━━━ Excerpted records
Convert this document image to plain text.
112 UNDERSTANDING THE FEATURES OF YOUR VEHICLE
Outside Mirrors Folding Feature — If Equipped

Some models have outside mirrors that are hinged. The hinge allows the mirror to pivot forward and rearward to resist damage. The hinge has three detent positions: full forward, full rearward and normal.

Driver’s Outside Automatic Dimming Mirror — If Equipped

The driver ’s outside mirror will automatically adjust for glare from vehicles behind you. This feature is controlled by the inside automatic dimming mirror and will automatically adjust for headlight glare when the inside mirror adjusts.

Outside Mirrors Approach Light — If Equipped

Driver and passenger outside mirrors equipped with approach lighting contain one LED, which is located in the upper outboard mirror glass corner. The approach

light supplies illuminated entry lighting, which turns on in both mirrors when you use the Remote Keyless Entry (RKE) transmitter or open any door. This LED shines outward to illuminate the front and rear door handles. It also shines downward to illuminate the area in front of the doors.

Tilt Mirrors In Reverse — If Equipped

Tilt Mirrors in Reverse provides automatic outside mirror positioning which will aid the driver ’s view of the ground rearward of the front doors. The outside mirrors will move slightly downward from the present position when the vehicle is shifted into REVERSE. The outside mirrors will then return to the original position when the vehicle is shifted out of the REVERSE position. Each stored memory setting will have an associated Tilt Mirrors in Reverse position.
━━━━━━
*Short exercise*
Restate each entry exactly, skipping none.

*Solution for this problem*
Convert this document image to plain text.
112 UNDERSTANDING THE FEATURES OF YOUR VEHICLE
Outside Mirrors Folding Feature — If Equipped

Some models have outside mirrors that are hinged. The hinge allows the mirror to pivot forward and rearward to resist damage. The hinge has three detent positions: full forward, full rearward and normal.

Driver’s Outside Automatic Dimming Mirror — If Equipped

The driver ’s outside mirror will automatically adjust for glare from vehicles behind you. This feature is controlled by the inside automatic dimming mirror and will automatically adjust for headlight glare when the inside mirror adjusts.

Outside Mirrors Approach Light — If Equipped

Driver and passenger outside mirrors equipped with approach lighting contain one LED, which is located in the upper outboard mirror glass corner. The approach

light supplies illuminated entry lighting, which turns on in both mirrors when you use the Remote Keyless Entry (RKE) transmitter or open any door. This LED shines outward to illuminate the front and rear door handles. It also shines downward to illuminate the area in front of the doors.

Tilt Mirrors In Reverse — If Equipped

Tilt Mirrors in Reverse provides automatic outside mirror positioning which will aid the driver ’s view of the ground rearward of the front doors. The outside mirrors will move slightly downward from the present position when the vehicle is shifted into REVERSE. The outside mirrors will then return to the original position when the vehicle is shifted out of the REVERSE position. Each stored memory setting will have an associated Tilt Mirrors in Reverse position.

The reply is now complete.